(Dataset listings of figures)
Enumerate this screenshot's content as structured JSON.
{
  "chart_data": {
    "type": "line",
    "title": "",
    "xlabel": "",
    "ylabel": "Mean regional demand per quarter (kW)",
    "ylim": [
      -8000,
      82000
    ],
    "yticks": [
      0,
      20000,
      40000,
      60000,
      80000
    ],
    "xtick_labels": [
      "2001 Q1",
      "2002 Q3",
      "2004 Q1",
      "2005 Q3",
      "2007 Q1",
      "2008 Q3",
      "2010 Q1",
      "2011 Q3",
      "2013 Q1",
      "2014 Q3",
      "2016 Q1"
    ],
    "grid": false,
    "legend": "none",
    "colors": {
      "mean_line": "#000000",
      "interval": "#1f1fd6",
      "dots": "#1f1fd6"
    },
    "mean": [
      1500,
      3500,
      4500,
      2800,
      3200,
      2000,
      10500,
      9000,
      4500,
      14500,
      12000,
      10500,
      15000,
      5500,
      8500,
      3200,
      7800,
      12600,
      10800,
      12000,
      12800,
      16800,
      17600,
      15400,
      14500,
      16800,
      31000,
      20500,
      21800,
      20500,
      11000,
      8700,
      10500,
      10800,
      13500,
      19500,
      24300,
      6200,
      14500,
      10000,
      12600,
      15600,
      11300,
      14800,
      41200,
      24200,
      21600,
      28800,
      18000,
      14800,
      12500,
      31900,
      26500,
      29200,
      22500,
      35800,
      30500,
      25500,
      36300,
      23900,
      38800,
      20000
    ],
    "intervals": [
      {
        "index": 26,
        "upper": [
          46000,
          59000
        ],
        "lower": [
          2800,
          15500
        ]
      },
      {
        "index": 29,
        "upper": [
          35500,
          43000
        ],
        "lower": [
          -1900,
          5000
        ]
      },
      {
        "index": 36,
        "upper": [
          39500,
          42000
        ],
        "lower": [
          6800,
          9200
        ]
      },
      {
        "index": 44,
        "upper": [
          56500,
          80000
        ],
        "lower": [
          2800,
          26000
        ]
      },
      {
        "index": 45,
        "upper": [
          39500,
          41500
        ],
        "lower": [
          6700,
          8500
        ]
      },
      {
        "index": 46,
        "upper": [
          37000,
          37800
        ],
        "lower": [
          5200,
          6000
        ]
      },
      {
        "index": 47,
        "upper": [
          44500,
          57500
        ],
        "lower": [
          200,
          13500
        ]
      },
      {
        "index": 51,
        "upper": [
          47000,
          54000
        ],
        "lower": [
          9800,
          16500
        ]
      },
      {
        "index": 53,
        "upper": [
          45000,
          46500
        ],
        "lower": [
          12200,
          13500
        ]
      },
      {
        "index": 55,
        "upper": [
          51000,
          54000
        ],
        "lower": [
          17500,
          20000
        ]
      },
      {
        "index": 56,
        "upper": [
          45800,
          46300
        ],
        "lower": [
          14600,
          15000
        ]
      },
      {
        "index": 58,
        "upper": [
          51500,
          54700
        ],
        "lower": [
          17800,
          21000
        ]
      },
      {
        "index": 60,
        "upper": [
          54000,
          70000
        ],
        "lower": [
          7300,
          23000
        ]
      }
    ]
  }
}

▶ [What the task asks]
Extract every entry above as it appears.

▶ [Response to the task]
Enumerate this screenshot's content as structured JSON.
{
  "chart_data": {
    "type": "line",
    "title": "",
    "xlabel": "",
    "ylabel": "Mean regional demand per quarter (kW)",
    "ylim": [
      -8000,
      82000
    ],
    "yticks": [
      0,
      20000,
      40000,
      60000,
      80000
    ],
    "xtick_labels": [
      "2001 Q1",
      "2002 Q3",
      "2004 Q1",
      "2005 Q3",
      "2007 Q1",
      "2008 Q3",
      "2010 Q1",
      "2011 Q3",
      "2013 Q1",
      "2014 Q3",
      "2016 Q1"
    ],
    "grid": false,
    "legend": "none",
    "colors": {
      "mean_line": "#000000",
      "interval": "#1f1fd6",
      "dots": "#1f1fd6"
    },
    "mean": [
      1500,
      3500,
      4500,
      2800,
      3200,
      2000,
      10500,
      9000,
      4500,
      14500,
      12000,
      10500,
      15000,
      5500,
      8500,
      3200,
      7800,
      12600,
      10800,
      12000,
      12800,
      16800,
      17600,
      15400,
      14500,
      16800,
      31000,
      20500,
      21800,
      20500,
      11000,
      8700,
      10500,
      10800,
      13500,
      19500,
      24300,
      6200,
      14500,
      10000,
      12600,
      15600,
      11300,
      14800,
      41200,
      24200,
      21600,
      28800,
      18000,
      14800,
      12500,
      31900,
      26500,
      29200,
      22500,
      35800,
      30500,
      25500,
      36300,
      23900,
      38800,
      20000
    ],
    "intervals": [
      {
        "index": 26,
        "upper": [
          46000,
          59000
        ],
        "lower": [
          2800,
          15500
        ]
      },
      {
        "index": 29,
        "upper": [
          35500,
          43000
        ],
        "lower": [
          -1900,
          5000
        ]
      },
      {
        "index": 36,
        "upper": [
          39500,
          42000
        ],
        "lower": [
          6800,
          9200
        ]
      },
      {
        "index": 44,
        "upper": [
          56500,
          80000
        ],
        "lower": [
          2800,
          26000
        ]
      },
      {
        "index": 45,
        "upper": [
          39500,
          41500
        ],
        "lower": [
          6700,
          8500
        ]
      },
      {
        "index": 46,
        "upper": [
          37000,
          37800
        ],
        "lower": [
          5200,
          6000
        ]
      },
      {
        "index": 47,
        "upper": [
          44500,
          57500
        ],
        "lower": [
          200,
          13500
        ]
      },
      {
        "index": 51,
        "upper": [
          47000,
          54000
        ],
        "lower": [
          9800,
          16500
        ]
      },
      {
        "index": 53,
        "upper": [
          45000,
          46500
        ],
        "lower": [
          12200,
          13500
        ]
      },
      {
        "index": 55,
        "upper": [
          51000,
          54000
        ],
        "lower": [
          17500,
          20000
        ]
      },
      {
        "index": 56,
        "upper": [
          45800,
          46300
        ],
        "lower": [
          14600,
          15000
        ]
      },
      {
        "index": 58,
        "upper": [
          51500,
          54700
        ],
        "lower": [
          17800,
          21000
        ]
      },
      {
        "index": 60,
        "upper": [
          54000,
          70000
        ],
        "lower": [
          7300,
          23000
        ]
      }
    ]
  }
}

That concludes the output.